◆ Task to complete: Transcribe exactly the lines from the one holding "Type out the text in this image." to the end of the data below, including both of those lines and no others.

.....

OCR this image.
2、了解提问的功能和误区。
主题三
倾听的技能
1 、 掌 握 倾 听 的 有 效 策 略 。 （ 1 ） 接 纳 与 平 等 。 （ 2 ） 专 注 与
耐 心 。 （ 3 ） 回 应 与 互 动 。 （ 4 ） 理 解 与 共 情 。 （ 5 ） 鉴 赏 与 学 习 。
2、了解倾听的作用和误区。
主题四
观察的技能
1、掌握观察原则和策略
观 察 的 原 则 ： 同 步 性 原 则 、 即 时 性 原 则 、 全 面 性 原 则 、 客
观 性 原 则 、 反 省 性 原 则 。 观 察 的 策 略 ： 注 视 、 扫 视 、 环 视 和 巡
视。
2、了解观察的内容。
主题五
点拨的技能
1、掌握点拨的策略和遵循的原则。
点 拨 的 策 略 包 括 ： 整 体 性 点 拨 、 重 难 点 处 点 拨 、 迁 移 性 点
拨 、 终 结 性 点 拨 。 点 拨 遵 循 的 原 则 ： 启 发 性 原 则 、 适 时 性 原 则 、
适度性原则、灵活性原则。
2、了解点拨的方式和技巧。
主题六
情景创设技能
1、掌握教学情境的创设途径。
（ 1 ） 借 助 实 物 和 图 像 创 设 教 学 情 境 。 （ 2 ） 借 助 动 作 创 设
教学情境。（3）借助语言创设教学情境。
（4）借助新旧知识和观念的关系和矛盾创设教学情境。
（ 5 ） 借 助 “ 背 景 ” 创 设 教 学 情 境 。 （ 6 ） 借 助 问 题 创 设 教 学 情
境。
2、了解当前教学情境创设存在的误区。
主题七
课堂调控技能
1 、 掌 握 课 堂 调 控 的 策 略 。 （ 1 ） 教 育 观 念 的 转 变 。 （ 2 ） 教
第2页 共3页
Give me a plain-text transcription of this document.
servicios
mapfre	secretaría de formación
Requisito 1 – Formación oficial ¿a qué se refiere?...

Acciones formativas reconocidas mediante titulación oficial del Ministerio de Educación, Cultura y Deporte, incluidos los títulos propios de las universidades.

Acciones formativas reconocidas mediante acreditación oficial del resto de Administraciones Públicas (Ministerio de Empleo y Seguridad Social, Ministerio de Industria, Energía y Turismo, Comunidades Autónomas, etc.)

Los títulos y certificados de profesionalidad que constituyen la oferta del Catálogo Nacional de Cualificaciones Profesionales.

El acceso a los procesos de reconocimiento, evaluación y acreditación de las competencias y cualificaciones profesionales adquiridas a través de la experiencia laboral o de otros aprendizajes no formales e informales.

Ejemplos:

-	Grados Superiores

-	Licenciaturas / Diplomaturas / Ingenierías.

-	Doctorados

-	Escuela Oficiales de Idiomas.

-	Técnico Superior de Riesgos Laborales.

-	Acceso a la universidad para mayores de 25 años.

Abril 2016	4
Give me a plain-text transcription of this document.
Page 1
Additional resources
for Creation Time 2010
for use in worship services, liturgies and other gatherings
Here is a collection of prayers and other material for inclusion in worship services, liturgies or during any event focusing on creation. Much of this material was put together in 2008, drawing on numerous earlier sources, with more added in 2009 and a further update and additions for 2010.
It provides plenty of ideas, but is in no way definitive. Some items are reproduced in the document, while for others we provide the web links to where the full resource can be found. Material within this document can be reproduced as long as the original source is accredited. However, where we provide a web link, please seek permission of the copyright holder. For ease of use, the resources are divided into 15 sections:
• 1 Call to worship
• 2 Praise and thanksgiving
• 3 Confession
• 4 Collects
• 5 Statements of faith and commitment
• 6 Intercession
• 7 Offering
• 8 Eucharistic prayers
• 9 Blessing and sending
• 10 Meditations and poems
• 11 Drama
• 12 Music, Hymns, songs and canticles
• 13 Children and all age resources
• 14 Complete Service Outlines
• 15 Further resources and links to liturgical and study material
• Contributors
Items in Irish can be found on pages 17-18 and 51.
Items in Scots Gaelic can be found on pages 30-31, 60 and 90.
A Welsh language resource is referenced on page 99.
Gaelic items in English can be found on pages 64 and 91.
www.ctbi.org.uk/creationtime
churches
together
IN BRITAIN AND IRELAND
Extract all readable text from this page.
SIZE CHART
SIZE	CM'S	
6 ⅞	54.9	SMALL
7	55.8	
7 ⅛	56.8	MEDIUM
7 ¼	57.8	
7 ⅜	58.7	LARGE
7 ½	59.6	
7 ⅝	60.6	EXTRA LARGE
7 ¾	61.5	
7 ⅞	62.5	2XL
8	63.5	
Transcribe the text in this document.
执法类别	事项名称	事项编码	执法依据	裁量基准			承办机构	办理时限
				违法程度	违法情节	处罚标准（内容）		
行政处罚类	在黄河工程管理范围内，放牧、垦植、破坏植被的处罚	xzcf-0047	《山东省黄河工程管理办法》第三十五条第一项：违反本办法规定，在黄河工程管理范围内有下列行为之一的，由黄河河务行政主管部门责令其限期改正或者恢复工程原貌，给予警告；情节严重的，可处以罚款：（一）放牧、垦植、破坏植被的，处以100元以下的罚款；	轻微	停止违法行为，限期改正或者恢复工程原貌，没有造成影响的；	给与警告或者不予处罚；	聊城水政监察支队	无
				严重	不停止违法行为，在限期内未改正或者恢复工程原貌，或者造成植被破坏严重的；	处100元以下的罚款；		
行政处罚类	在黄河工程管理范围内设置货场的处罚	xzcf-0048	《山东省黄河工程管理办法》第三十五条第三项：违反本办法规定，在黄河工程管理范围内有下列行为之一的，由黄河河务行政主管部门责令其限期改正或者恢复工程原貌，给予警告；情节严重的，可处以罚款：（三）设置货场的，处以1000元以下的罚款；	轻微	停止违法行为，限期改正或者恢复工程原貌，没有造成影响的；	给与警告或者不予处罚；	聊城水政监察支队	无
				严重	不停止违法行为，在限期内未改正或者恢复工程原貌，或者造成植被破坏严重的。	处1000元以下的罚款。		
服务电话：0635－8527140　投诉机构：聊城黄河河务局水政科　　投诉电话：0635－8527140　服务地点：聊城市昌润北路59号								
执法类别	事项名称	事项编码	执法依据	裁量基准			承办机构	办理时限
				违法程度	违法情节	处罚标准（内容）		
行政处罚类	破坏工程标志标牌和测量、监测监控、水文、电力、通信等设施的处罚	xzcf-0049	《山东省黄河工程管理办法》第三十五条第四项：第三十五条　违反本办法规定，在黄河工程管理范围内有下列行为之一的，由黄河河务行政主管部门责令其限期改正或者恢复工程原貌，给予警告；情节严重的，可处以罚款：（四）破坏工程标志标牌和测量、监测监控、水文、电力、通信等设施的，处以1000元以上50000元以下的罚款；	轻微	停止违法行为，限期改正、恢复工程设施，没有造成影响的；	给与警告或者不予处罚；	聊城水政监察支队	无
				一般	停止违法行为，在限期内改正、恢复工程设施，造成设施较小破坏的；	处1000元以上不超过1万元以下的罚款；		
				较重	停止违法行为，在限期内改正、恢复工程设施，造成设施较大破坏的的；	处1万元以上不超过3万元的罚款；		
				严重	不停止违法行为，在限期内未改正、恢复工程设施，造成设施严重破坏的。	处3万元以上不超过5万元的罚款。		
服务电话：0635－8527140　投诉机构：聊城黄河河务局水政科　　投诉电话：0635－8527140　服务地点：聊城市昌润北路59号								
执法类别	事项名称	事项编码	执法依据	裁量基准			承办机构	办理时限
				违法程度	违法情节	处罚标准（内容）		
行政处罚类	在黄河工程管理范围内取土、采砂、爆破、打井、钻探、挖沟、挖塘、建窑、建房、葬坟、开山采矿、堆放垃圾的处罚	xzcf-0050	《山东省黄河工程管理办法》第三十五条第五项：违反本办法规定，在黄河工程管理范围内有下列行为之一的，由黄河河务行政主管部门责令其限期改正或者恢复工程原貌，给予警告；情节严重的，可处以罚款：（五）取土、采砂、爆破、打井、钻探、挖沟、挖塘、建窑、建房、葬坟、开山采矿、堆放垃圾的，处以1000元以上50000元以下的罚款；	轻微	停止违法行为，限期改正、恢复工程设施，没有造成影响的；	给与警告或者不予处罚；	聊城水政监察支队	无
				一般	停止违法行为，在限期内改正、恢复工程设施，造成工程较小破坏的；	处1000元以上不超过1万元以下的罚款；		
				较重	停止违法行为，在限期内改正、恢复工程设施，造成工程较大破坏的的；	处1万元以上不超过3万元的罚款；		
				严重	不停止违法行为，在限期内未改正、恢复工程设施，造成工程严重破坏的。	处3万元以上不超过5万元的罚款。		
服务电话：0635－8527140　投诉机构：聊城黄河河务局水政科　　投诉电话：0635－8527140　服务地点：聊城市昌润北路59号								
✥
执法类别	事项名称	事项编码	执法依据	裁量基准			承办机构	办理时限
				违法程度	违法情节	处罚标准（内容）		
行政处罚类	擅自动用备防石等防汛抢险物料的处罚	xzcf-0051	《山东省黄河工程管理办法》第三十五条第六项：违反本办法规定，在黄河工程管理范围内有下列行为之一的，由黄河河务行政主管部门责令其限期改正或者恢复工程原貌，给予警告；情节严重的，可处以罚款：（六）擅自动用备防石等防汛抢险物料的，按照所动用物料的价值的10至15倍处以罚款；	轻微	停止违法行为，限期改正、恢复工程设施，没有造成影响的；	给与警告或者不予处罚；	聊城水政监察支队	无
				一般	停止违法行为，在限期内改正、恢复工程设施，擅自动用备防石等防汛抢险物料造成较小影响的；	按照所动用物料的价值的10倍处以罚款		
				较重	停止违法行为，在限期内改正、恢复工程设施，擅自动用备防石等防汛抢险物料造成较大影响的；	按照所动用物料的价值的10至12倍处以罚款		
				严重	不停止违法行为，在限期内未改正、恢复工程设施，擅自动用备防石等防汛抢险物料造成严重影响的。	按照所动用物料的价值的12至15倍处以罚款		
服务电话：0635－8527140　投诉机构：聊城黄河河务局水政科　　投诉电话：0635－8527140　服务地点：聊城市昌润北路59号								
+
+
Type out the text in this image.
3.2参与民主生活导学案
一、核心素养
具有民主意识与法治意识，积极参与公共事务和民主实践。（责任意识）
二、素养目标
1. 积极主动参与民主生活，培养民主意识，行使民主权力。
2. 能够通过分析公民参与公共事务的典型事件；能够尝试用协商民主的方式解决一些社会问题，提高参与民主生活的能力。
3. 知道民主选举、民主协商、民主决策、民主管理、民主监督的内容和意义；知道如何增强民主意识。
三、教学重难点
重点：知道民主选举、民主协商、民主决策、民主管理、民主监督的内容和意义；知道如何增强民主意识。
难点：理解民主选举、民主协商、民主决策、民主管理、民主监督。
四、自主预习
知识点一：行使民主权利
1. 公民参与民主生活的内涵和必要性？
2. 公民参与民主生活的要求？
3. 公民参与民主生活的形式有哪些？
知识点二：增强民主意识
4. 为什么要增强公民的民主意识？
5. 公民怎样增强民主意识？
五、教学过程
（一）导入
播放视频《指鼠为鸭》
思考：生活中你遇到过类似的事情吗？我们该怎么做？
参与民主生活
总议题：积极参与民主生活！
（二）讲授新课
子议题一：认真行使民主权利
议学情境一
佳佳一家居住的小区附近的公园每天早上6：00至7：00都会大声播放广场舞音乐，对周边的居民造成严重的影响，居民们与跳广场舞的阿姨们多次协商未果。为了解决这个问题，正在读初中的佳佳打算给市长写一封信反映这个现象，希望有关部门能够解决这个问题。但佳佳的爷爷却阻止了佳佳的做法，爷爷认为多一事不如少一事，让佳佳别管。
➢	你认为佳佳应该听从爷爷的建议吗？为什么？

.....

◆ Exercise output:
Type out the text in this image.
3.2参与民主生活导学案
一、核心素养
具有民主意识与法治意识，积极参与公共事务和民主实践。（责任意识）
二、素养目标
1. 积极主动参与民主生活，培养民主意识，行使民主权力。
2. 能够通过分析公民参与公共事务的典型事件；能够尝试用协商民主的方式解决一些社会问题，提高参与民主生活的能力。
3. 知道民主选举、民主协商、民主决策、民主管理、民主监督的内容和意义；知道如何增强民主意识。
三、教学重难点
重点：知道民主选举、民主协商、民主决策、民主管理、民主监督的内容和意义；知道如何增强民主意识。
难点：理解民主选举、民主协商、民主决策、民主管理、民主监督。
四、自主预习
知识点一：行使民主权利
1. 公民参与民主生活的内涵和必要性？
2. 公民参与民主生活的要求？
3. 公民参与民主生活的形式有哪些？
知识点二：增强民主意识
4. 为什么要增强公民的民主意识？
5. 公民怎样增强民主意识？
五、教学过程
（一）导入
播放视频《指鼠为鸭》
思考：生活中你遇到过类似的事情吗？我们该怎么做？
参与民主生活
总议题：积极参与民主生活！
（二）讲授新课
子议题一：认真行使民主权利
议学情境一
佳佳一家居住的小区附近的公园每天早上6：00至7：00都会大声播放广场舞音乐，对周边的居民造成严重的影响，居民们与跳广场舞的阿姨们多次协商未果。为了解决这个问题，正在读初中的佳佳打算给市长写一封信反映这个现象，希望有关部门能够解决这个问题。但佳佳的爷爷却阻止了佳佳的做法，爷爷认为多一事不如少一事，让佳佳别管。
➢	你认为佳佳应该听从爷爷的建议吗？为什么？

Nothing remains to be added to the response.